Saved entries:
====

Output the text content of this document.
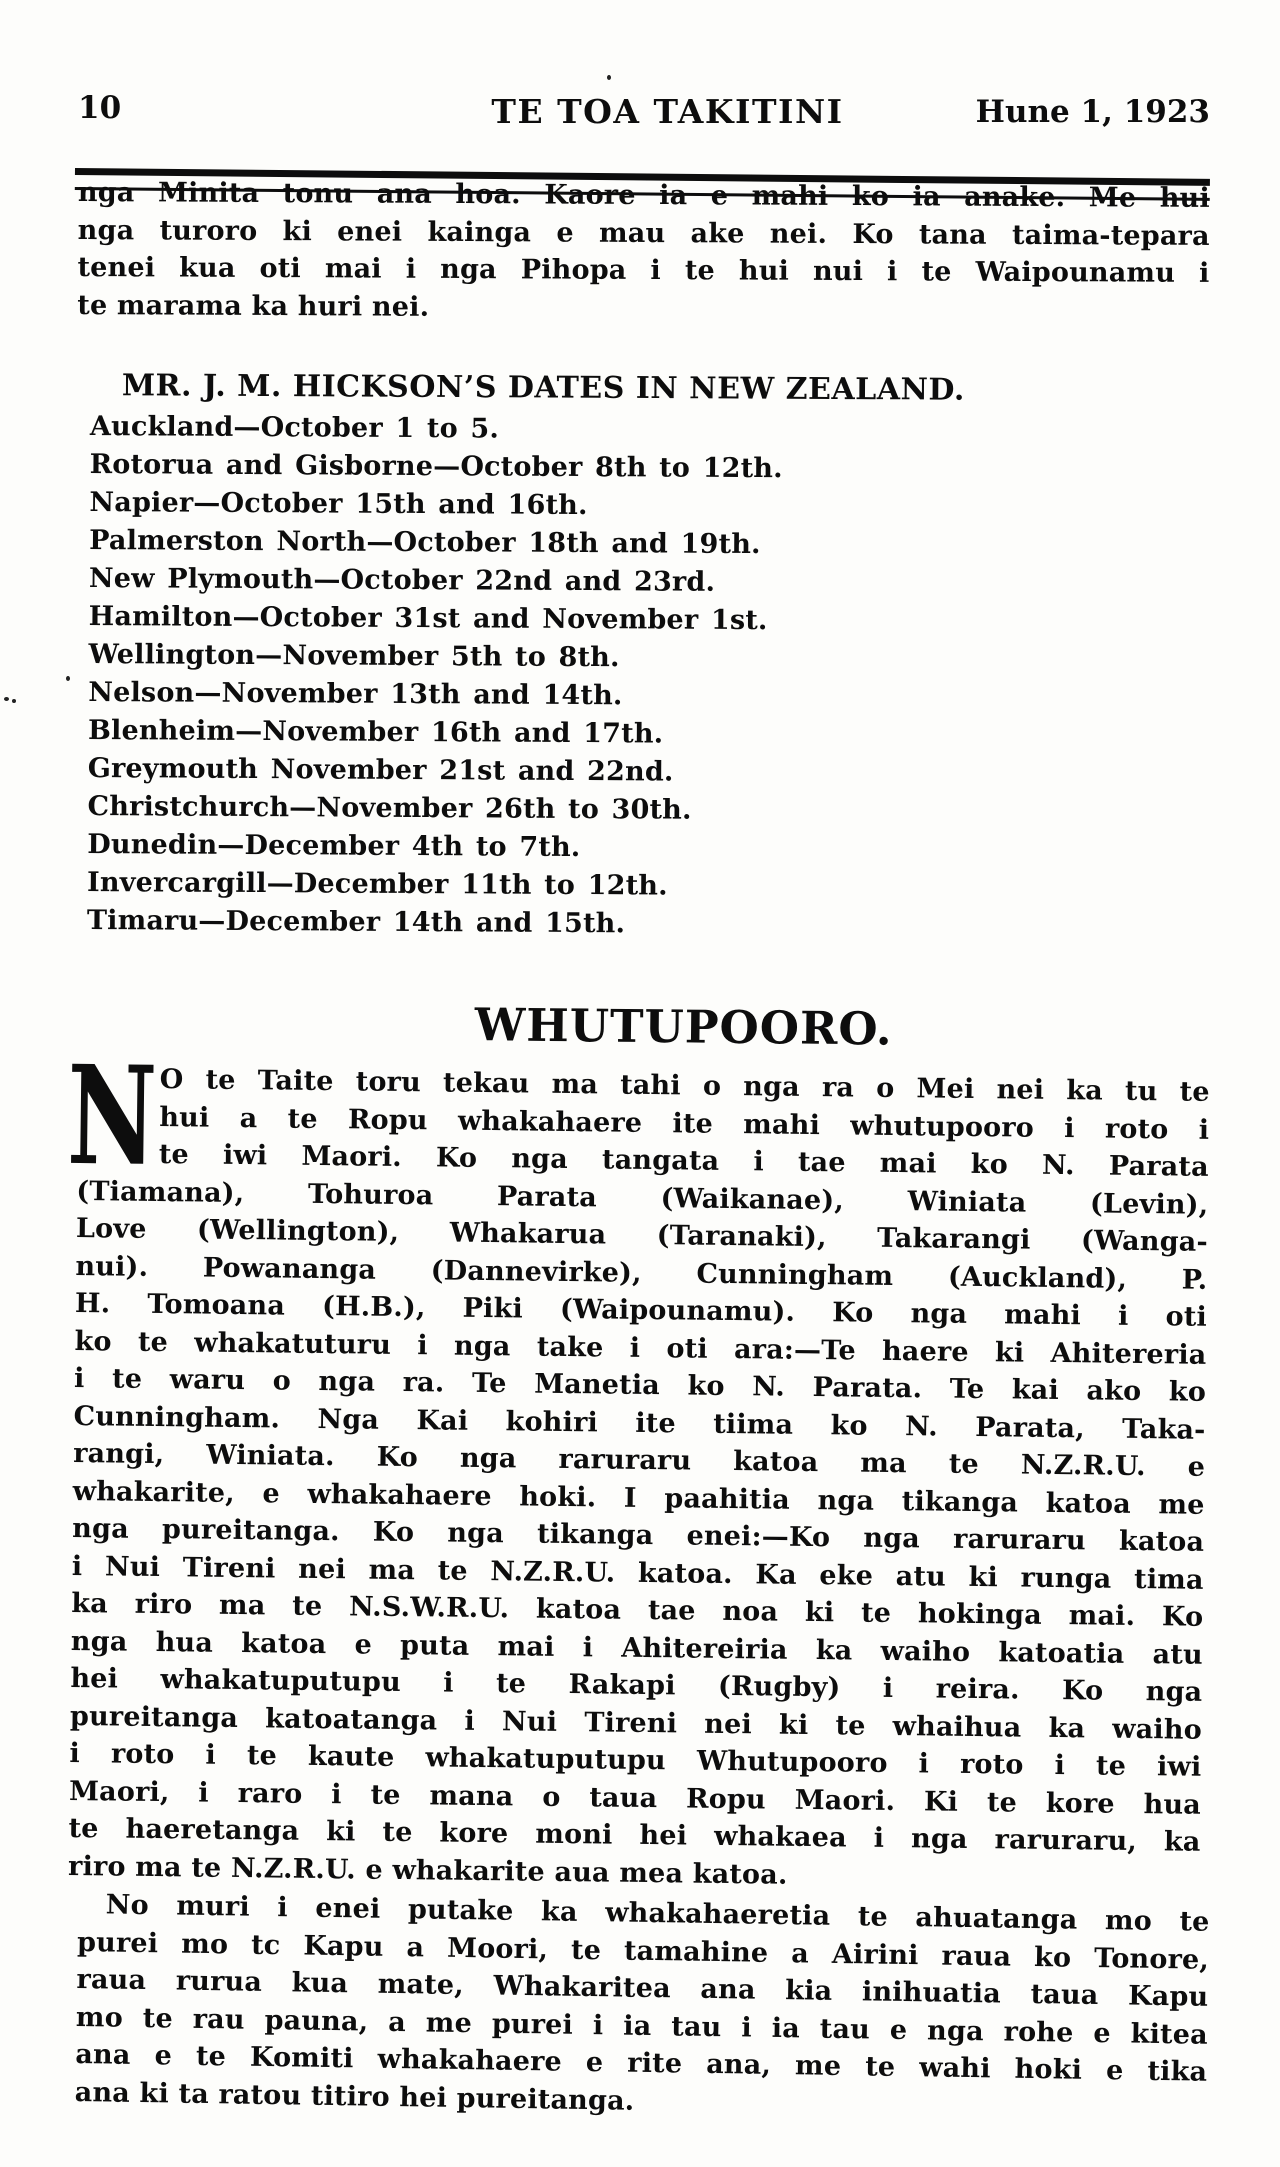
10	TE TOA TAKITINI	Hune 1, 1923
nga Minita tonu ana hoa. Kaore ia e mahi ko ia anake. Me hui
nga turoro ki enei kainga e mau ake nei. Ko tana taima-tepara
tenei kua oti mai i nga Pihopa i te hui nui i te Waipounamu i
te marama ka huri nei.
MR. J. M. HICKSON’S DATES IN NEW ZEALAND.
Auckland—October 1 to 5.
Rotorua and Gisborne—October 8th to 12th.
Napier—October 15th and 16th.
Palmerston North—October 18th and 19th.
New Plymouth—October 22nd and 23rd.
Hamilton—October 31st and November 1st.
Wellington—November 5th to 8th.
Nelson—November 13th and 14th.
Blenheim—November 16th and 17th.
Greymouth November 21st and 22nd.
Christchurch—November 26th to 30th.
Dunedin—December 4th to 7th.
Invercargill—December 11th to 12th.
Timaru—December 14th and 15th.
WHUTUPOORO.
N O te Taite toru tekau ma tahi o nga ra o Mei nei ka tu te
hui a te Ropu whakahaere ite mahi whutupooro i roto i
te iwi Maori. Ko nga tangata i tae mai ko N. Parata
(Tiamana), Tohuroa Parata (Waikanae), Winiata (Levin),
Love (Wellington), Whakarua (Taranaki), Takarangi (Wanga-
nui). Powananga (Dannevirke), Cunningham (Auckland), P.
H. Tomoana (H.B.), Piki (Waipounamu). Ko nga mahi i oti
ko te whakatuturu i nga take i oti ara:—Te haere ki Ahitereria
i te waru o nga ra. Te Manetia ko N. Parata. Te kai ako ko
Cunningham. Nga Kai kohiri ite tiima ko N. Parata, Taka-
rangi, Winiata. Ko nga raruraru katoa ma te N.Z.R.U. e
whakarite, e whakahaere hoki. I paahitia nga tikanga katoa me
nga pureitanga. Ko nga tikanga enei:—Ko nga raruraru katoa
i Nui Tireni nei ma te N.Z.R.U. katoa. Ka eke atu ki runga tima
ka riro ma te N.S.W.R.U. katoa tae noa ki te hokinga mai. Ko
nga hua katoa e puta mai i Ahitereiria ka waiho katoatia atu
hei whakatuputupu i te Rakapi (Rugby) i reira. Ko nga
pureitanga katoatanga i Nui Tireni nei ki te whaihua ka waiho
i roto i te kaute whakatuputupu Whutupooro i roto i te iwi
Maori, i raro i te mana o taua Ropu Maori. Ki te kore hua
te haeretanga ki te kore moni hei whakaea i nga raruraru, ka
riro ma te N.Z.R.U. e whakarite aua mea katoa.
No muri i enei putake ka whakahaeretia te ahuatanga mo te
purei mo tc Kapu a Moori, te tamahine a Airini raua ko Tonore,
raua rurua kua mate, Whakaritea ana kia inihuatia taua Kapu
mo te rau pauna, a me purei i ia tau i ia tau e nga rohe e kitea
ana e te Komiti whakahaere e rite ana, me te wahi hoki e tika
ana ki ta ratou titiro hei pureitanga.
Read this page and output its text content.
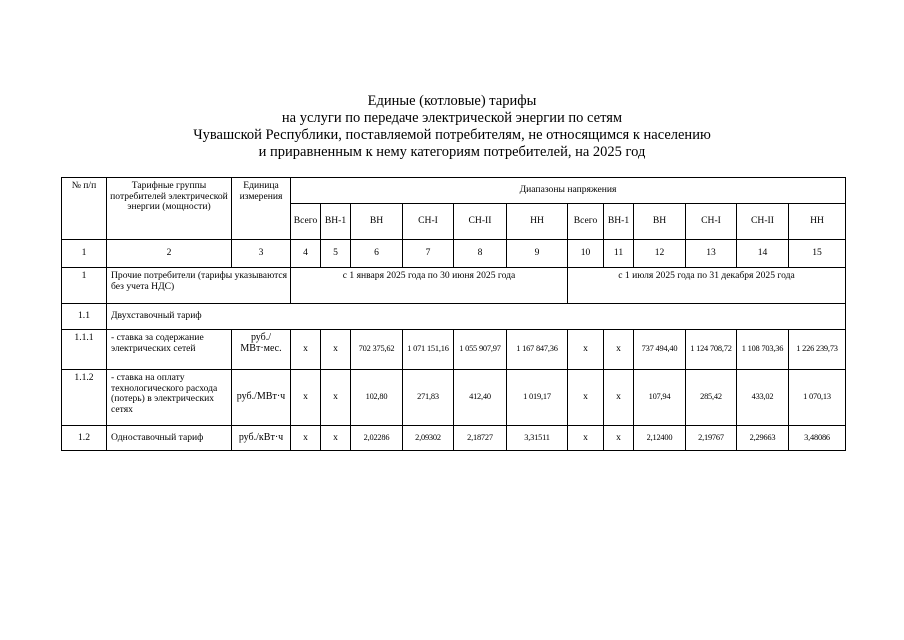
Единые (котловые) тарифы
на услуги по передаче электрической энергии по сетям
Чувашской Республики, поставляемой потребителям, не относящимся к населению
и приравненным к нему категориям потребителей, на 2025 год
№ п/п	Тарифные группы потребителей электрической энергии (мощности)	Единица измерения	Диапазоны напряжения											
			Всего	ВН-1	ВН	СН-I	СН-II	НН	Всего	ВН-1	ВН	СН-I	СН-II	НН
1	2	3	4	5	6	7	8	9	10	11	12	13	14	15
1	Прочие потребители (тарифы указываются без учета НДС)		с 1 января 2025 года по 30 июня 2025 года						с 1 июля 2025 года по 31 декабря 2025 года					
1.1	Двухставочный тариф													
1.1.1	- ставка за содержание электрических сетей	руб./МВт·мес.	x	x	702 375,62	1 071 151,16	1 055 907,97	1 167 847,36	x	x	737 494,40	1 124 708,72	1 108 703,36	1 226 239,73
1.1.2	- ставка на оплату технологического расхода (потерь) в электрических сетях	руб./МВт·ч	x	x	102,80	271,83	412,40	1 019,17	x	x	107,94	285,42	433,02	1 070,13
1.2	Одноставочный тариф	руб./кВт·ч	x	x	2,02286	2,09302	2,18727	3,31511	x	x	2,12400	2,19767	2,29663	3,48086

====

[Instructions to follow]: Pick out the lines that contain "Cunningham" and copy them.

[Solution]:
nui). Powananga (Dannevirke), Cunningham (Auckland), P.
Cunningham. Nga Kai kohiri ite tiima ko N. Parata, Taka-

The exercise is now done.